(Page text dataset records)
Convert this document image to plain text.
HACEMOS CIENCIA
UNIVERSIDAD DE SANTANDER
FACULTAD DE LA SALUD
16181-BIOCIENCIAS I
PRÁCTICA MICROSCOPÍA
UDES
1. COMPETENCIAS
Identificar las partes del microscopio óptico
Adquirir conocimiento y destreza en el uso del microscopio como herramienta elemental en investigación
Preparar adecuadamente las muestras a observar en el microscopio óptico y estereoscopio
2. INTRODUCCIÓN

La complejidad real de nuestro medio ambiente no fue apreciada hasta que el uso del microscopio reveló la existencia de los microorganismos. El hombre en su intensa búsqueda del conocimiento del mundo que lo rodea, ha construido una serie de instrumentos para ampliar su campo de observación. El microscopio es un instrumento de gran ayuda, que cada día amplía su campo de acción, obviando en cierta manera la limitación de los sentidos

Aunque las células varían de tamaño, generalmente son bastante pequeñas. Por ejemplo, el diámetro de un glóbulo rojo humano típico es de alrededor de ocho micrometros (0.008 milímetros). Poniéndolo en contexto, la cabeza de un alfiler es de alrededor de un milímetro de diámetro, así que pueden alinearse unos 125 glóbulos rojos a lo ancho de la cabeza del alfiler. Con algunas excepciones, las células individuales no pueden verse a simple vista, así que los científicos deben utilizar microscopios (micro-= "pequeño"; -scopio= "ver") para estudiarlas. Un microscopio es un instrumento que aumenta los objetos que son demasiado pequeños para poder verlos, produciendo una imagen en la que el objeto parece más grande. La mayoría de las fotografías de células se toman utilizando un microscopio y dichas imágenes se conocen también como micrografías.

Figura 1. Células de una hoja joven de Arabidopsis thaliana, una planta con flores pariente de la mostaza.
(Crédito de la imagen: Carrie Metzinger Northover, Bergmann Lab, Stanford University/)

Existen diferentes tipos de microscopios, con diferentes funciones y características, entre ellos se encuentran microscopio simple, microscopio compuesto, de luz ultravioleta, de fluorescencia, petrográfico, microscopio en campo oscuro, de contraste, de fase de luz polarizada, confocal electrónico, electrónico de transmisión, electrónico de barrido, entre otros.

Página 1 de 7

TASK PROMPT =>
Determine the number of lines in the data that contain "como" as a word or string, and state only that number.

EXERCISE ANSWER =>
2